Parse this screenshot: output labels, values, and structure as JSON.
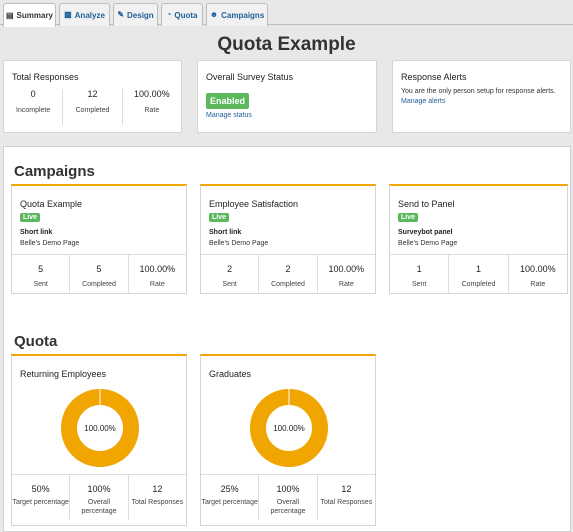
{
  "tabs": [
    {
      "label": "Summary",
      "icon": "document-icon"
    },
    {
      "label": "Analyze",
      "icon": "bar-chart-icon"
    },
    {
      "label": "Design",
      "icon": "pencil-icon"
    },
    {
      "label": "Quota",
      "icon": "pie-chart-icon"
    },
    {
      "label": "Campaigns",
      "icon": "users-icon"
    }
  ],
  "page_title": "Quota Example",
  "total_responses": {
    "title": "Total Responses",
    "stats": [
      {
        "value": "0",
        "label": "Incomplete"
      },
      {
        "value": "12",
        "label": "Completed"
      },
      {
        "value": "100.00%",
        "label": "Rate"
      }
    ]
  },
  "survey_status": {
    "title": "Overall Survey Status",
    "status": "Enabled",
    "link": "Manage status"
  },
  "response_alerts": {
    "title": "Response Alerts",
    "text": "You are the only person setup for response alerts.",
    "link": "Manage alerts"
  },
  "campaigns": {
    "heading": "Campaigns",
    "items": [
      {
        "title": "Quota Example",
        "badge": "Live",
        "link_label": "Short link",
        "page": "Belle's Demo Page",
        "stats": [
          {
            "value": "5",
            "label": "Sent"
          },
          {
            "value": "5",
            "label": "Completed"
          },
          {
            "value": "100.00%",
            "label": "Rate"
          }
        ]
      },
      {
        "title": "Employee Satisfaction",
        "badge": "Live",
        "link_label": "Short link",
        "page": "Belle's Demo Page",
        "stats": [
          {
            "value": "2",
            "label": "Sent"
          },
          {
            "value": "2",
            "label": "Completed"
          },
          {
            "value": "100.00%",
            "label": "Rate"
          }
        ]
      },
      {
        "title": "Send to Panel",
        "badge": "Live",
        "link_label": "Surveybot panel",
        "page": "Belle's Demo Page",
        "stats": [
          {
            "value": "1",
            "label": "Sent"
          },
          {
            "value": "1",
            "label": "Completed"
          },
          {
            "value": "100.00%",
            "label": "Rate"
          }
        ]
      }
    ]
  },
  "quota": {
    "heading": "Quota",
    "accent": "#f0a500",
    "items": [
      {
        "title": "Returning Employees",
        "donut_label": "100.00%",
        "fill": 1.0,
        "stats": [
          {
            "value": "50%",
            "label": "Target percentage"
          },
          {
            "value": "100%",
            "label": "Overall percentage"
          },
          {
            "value": "12",
            "label": "Total Responses"
          }
        ]
      },
      {
        "title": "Graduates",
        "donut_label": "100.00%",
        "fill": 1.0,
        "stats": [
          {
            "value": "25%",
            "label": "Target percentage"
          },
          {
            "value": "100%",
            "label": "Overall percentage"
          },
          {
            "value": "12",
            "label": "Total Responses"
          }
        ]
      }
    ]
  }
}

TO DO |
Search the entries for the string "Manage" and collect each line that has it.

CORRECT RESULT |
    "link": "Manage status"
    "link": "Manage alerts"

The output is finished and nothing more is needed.